:: Problem ::
Report every line from the material that contains the word "加热器加热时".

[BEGIN Material for this exercise]

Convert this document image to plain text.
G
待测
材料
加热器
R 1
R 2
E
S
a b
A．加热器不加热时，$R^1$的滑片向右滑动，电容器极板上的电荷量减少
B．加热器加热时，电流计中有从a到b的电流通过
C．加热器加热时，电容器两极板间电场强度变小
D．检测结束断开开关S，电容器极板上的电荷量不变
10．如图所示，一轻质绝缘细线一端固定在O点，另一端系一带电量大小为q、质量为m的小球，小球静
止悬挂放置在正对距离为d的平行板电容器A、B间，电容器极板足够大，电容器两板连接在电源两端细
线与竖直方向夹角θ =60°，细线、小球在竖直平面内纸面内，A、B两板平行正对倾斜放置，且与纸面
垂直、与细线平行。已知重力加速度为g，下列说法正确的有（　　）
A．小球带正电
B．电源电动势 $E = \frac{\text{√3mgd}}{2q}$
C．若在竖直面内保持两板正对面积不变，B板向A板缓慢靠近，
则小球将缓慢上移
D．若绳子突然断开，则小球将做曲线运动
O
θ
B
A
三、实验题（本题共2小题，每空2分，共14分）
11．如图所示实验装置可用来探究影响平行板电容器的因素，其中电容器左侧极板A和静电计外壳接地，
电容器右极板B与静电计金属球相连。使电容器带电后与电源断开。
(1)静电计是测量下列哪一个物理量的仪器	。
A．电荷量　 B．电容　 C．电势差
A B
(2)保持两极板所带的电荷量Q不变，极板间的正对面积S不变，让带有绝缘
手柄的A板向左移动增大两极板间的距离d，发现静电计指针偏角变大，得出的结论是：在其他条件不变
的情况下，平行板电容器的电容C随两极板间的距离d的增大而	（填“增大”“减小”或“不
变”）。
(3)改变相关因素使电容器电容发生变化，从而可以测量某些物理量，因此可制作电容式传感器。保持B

[END Material for this exercise]

:: Complete answer ::
B．加热器加热时，电流计中有从a到b的电流通过
C．加热器加热时，电容器两极板间电场强度变小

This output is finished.